• ACTIVITY
Copy out each line below exactly as written.

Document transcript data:

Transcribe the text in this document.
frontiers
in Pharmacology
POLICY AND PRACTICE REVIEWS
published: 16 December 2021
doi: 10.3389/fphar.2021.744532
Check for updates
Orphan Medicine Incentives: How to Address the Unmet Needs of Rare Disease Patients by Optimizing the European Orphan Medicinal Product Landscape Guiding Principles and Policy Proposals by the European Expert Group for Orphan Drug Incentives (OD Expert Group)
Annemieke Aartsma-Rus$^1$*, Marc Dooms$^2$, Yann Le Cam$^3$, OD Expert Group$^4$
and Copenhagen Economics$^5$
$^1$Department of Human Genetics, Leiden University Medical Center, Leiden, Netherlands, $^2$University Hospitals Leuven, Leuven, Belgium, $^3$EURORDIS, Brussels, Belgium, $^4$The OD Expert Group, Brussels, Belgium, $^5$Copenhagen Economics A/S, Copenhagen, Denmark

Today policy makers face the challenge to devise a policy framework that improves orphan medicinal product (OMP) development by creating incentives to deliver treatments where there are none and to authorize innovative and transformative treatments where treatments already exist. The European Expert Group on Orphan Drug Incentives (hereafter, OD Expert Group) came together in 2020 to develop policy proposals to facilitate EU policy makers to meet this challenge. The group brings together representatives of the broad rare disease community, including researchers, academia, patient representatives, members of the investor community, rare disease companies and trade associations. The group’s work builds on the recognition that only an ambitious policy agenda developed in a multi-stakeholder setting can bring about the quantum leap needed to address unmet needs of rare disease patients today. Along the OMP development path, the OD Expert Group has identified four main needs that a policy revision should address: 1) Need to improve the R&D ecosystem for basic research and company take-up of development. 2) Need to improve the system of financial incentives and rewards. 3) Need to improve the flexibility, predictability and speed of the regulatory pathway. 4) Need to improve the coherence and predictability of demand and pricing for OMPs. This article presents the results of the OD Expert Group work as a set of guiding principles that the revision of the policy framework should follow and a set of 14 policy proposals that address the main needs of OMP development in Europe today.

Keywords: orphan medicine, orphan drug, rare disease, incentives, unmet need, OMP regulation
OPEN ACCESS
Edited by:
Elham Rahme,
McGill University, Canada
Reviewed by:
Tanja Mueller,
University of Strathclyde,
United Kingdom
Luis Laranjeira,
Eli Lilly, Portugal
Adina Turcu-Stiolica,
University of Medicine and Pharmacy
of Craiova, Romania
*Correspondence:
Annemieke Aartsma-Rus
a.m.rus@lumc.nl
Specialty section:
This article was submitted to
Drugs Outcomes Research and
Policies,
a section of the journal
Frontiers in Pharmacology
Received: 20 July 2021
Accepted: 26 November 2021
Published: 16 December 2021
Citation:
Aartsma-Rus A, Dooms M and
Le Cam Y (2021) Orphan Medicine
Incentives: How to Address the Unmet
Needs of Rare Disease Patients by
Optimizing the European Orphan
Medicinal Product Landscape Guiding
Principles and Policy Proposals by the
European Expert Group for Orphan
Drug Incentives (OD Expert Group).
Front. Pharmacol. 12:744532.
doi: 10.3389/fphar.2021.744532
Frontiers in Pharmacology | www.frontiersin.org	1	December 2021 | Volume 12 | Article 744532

• REPLY TO THE EXERCISE
Transcribe the text in this document.
frontiers
in Pharmacology
POLICY AND PRACTICE REVIEWS
published: 16 December 2021
doi: 10.3389/fphar.2021.744532
Check for updates
Orphan Medicine Incentives: How to Address the Unmet Needs of Rare Disease Patients by Optimizing the European Orphan Medicinal Product Landscape Guiding Principles and Policy Proposals by the European Expert Group for Orphan Drug Incentives (OD Expert Group)
Annemieke Aartsma-Rus$^1$*, Marc Dooms$^2$, Yann Le Cam$^3$, OD Expert Group$^4$
and Copenhagen Economics$^5$
$^1$Department of Human Genetics, Leiden University Medical Center, Leiden, Netherlands, $^2$University Hospitals Leuven, Leuven, Belgium, $^3$EURORDIS, Brussels, Belgium, $^4$The OD Expert Group, Brussels, Belgium, $^5$Copenhagen Economics A/S, Copenhagen, Denmark

Today policy makers face the challenge to devise a policy framework that improves orphan medicinal product (OMP) development by creating incentives to deliver treatments where there are none and to authorize innovative and transformative treatments where treatments already exist. The European Expert Group on Orphan Drug Incentives (hereafter, OD Expert Group) came together in 2020 to develop policy proposals to facilitate EU policy makers to meet this challenge. The group brings together representatives of the broad rare disease community, including researchers, academia, patient representatives, members of the investor community, rare disease companies and trade associations. The group’s work builds on the recognition that only an ambitious policy agenda developed in a multi-stakeholder setting can bring about the quantum leap needed to address unmet needs of rare disease patients today. Along the OMP development path, the OD Expert Group has identified four main needs that a policy revision should address: 1) Need to improve the R&D ecosystem for basic research and company take-up of development. 2) Need to improve the system of financial incentives and rewards. 3) Need to improve the flexibility, predictability and speed of the regulatory pathway. 4) Need to improve the coherence and predictability of demand and pricing for OMPs. This article presents the results of the OD Expert Group work as a set of guiding principles that the revision of the policy framework should follow and a set of 14 policy proposals that address the main needs of OMP development in Europe today.

Keywords: orphan medicine, orphan drug, rare disease, incentives, unmet need, OMP regulation
OPEN ACCESS
Edited by:
Elham Rahme,
McGill University, Canada
Reviewed by:
Tanja Mueller,
University of Strathclyde,
United Kingdom
Luis Laranjeira,
Eli Lilly, Portugal
Adina Turcu-Stiolica,
University of Medicine and Pharmacy
of Craiova, Romania
*Correspondence:
Annemieke Aartsma-Rus
a.m.rus@lumc.nl
Specialty section:
This article was submitted to
Drugs Outcomes Research and
Policies,
a section of the journal
Frontiers in Pharmacology
Received: 20 July 2021
Accepted: 26 November 2021
Published: 16 December 2021
Citation:
Aartsma-Rus A, Dooms M and
Le Cam Y (2021) Orphan Medicine
Incentives: How to Address the Unmet
Needs of Rare Disease Patients by
Optimizing the European Orphan
Medicinal Product Landscape Guiding
Principles and Policy Proposals by the
European Expert Group for Orphan
Drug Incentives (OD Expert Group).
Front. Pharmacol. 12:744532.
doi: 10.3389/fphar.2021.744532
Frontiers in Pharmacology | www.frontiersin.org	1	December 2021 | Volume 12 | Article 744532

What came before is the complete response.